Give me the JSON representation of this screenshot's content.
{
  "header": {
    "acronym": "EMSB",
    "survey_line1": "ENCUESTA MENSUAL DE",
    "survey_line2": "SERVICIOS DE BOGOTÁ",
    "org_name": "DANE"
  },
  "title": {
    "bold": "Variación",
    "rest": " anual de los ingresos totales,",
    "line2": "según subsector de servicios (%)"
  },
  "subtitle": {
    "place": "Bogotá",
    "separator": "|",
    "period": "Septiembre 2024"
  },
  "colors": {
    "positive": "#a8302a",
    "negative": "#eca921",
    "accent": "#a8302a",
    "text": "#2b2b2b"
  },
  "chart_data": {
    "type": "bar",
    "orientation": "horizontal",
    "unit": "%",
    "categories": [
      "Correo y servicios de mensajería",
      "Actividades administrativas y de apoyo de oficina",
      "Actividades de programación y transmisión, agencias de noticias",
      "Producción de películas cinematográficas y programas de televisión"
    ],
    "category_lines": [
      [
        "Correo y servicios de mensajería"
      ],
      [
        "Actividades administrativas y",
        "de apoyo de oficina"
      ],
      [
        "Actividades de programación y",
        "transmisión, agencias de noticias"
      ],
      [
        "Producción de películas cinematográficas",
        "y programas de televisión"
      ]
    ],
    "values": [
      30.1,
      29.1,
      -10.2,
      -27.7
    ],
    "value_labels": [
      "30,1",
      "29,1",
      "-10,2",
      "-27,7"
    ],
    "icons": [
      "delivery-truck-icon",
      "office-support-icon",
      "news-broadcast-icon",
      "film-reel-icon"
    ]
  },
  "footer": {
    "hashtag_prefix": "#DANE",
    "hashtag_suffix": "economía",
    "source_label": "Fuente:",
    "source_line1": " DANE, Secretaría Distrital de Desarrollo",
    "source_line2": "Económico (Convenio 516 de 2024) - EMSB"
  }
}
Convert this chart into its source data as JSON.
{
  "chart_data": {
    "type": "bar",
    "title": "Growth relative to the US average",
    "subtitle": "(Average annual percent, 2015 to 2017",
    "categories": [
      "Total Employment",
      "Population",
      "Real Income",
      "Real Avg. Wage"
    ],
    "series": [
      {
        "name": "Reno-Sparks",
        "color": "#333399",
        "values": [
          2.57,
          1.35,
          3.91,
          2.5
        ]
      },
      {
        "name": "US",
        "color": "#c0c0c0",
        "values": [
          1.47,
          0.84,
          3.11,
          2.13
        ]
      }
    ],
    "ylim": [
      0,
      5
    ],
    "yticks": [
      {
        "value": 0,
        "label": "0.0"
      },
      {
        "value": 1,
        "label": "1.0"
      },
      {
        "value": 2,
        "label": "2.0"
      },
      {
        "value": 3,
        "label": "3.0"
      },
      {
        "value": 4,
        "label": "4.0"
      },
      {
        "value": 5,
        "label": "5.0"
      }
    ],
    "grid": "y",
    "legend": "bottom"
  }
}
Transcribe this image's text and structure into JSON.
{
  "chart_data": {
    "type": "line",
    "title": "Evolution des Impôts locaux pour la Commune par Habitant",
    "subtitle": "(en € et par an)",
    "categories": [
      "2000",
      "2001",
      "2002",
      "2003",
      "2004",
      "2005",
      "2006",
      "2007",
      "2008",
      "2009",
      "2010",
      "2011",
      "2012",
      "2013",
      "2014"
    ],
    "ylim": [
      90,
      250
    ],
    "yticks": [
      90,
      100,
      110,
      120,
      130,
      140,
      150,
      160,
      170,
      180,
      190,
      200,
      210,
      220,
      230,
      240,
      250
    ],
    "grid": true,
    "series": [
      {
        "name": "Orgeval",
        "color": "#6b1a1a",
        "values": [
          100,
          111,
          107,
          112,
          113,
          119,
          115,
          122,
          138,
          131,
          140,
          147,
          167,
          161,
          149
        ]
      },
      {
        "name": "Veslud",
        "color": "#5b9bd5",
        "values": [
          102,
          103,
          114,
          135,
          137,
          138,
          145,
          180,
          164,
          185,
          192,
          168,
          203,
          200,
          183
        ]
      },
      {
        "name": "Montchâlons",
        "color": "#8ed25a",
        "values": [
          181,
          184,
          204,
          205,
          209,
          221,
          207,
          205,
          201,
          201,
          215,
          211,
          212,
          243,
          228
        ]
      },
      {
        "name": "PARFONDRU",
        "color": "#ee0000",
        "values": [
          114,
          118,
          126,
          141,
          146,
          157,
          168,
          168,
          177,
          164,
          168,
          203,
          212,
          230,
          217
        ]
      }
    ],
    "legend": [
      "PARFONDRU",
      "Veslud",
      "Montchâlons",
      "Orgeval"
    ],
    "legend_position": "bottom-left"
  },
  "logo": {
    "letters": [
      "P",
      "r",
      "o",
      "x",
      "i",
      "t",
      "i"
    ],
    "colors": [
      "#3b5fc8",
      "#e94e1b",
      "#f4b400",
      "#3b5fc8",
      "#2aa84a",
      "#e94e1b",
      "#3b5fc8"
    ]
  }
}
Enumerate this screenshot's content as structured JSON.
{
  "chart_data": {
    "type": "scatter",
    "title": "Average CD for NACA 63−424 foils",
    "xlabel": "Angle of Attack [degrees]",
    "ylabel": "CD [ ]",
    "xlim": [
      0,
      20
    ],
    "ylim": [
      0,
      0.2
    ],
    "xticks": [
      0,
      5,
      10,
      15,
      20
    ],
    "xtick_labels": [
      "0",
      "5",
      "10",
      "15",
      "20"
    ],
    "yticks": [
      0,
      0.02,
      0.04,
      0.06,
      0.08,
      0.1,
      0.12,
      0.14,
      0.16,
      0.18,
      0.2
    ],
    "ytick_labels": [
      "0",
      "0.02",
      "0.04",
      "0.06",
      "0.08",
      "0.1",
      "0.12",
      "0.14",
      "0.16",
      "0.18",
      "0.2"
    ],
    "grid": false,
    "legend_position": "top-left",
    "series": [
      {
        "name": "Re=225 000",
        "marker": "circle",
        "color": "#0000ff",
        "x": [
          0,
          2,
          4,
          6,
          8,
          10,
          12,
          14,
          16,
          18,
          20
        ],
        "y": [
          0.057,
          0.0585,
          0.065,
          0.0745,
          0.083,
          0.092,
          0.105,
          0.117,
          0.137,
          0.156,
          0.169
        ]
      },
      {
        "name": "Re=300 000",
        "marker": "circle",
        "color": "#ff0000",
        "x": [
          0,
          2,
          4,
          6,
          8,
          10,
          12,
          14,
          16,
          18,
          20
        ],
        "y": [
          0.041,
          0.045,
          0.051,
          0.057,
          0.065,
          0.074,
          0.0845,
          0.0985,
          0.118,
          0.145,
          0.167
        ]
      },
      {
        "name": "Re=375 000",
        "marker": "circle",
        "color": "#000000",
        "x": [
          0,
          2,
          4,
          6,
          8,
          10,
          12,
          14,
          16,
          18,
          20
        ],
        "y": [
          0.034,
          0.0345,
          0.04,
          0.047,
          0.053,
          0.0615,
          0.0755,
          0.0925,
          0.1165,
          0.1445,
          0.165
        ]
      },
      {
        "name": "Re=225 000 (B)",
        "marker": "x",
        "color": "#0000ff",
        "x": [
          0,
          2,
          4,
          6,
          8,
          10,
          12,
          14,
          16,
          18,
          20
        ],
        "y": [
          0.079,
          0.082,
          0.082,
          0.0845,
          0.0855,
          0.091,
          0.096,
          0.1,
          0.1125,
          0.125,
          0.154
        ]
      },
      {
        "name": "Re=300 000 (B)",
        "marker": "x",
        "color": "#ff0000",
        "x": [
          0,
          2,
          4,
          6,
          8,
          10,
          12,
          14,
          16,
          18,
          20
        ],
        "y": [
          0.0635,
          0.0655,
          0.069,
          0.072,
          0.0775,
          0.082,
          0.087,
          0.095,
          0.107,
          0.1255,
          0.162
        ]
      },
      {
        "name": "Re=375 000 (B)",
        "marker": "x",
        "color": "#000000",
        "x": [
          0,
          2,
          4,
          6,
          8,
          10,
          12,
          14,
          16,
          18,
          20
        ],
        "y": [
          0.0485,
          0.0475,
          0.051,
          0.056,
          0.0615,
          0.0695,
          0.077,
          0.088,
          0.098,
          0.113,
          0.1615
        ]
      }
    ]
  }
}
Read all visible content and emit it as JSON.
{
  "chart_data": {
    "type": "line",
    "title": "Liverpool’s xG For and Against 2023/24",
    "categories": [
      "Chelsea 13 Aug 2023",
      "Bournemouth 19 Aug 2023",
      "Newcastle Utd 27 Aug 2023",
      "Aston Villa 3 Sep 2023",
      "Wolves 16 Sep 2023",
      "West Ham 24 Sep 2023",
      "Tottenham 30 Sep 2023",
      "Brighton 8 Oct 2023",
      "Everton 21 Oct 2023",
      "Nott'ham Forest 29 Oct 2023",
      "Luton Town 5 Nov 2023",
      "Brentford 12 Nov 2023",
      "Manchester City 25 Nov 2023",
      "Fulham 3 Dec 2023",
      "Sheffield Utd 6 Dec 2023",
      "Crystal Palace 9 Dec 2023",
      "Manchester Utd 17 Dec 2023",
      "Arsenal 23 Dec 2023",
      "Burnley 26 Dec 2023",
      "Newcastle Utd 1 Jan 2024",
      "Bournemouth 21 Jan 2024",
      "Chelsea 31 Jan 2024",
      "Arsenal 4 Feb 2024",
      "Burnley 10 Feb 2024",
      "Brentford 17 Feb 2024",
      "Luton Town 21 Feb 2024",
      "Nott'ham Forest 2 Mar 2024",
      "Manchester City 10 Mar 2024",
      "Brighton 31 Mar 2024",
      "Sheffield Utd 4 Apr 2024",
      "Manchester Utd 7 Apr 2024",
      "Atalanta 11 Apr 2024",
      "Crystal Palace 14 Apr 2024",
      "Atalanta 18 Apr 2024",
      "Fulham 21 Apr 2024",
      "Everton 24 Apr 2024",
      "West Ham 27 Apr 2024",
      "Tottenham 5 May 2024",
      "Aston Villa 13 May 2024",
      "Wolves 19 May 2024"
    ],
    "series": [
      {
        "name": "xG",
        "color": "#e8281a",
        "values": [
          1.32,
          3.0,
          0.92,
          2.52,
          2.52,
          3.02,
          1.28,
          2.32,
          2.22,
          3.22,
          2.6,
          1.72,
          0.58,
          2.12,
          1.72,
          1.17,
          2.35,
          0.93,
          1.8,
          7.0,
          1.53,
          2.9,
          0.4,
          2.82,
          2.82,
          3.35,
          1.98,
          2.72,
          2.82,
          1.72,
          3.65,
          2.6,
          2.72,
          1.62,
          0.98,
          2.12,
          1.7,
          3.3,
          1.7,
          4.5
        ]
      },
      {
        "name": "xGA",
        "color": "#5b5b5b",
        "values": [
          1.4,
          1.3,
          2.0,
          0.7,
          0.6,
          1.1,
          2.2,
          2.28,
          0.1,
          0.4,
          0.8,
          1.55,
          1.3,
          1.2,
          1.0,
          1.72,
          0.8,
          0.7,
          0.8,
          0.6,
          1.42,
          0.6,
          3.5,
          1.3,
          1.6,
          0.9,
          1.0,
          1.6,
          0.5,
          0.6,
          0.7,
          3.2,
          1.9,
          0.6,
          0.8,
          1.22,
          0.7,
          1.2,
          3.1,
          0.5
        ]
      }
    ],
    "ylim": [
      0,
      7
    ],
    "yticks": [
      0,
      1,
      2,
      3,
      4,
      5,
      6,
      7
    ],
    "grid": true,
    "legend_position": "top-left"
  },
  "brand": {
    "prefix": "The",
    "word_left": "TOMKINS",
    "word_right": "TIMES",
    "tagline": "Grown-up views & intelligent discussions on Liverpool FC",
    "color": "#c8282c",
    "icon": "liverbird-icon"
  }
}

### WHAT IS EXPECTED
Among the lines of the data above, determine how many contain the word "Everton". Report the number alone.

### EXERCISE ANSWER
2